- [The request]:
Examine the records and identify each line that includes the string "text". Copy those lines.

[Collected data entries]
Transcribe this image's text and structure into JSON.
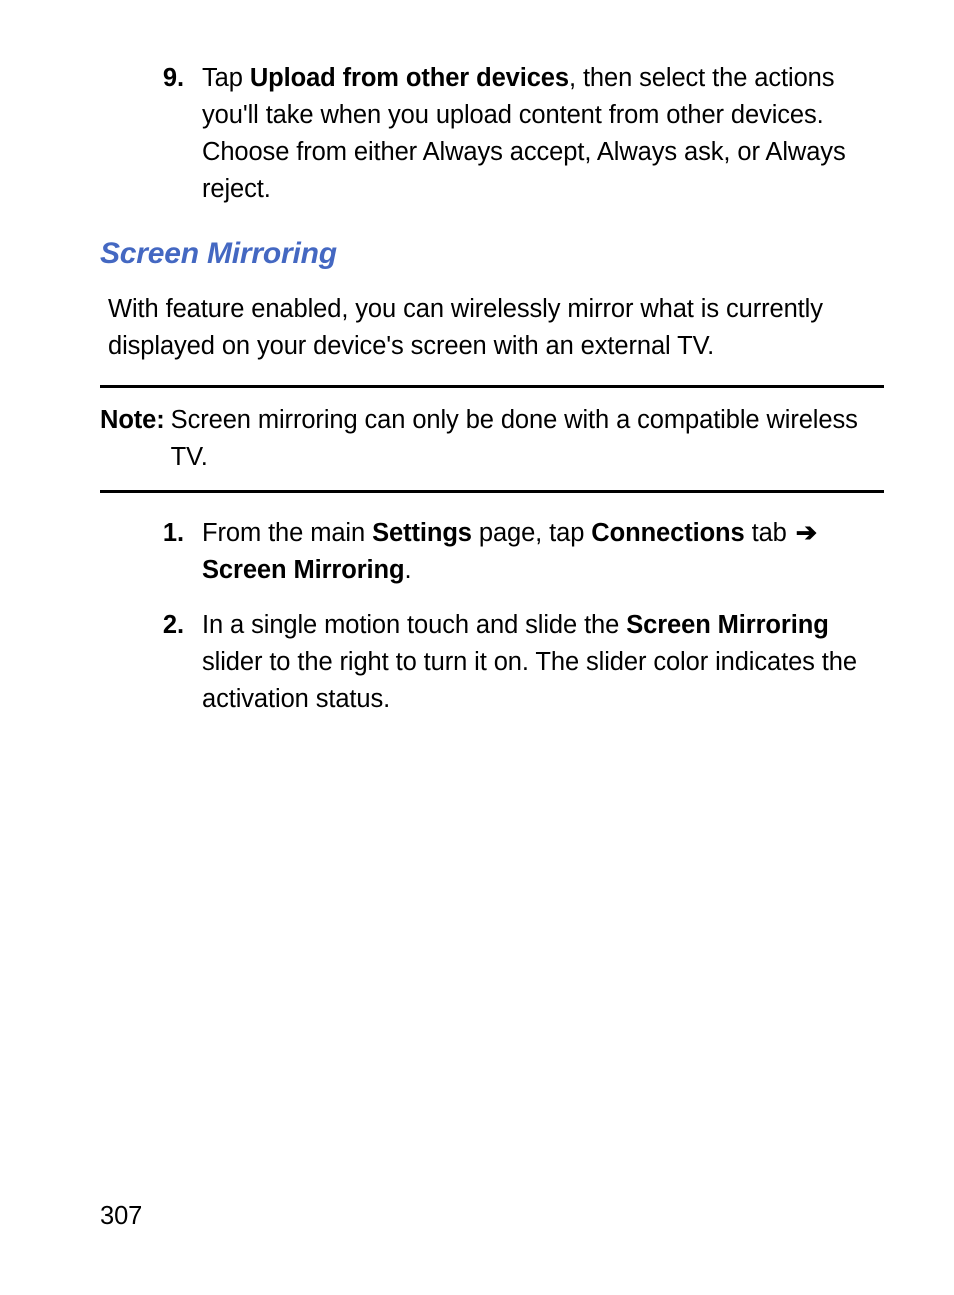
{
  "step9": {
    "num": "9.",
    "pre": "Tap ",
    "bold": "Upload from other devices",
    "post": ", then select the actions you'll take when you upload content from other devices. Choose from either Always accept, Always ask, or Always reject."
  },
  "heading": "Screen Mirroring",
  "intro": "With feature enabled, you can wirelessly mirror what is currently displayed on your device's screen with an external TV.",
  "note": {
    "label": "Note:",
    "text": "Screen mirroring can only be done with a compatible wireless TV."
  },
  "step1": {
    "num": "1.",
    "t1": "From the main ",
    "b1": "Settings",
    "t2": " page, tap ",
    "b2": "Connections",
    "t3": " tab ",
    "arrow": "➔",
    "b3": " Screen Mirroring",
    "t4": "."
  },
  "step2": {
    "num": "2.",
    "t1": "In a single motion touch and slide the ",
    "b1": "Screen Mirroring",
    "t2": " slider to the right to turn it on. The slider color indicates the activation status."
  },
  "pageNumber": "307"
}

- [Result of the task]:
Transcribe this image's text and structure into JSON.
    "text": "Screen mirroring can only be done with a compatible wireless TV."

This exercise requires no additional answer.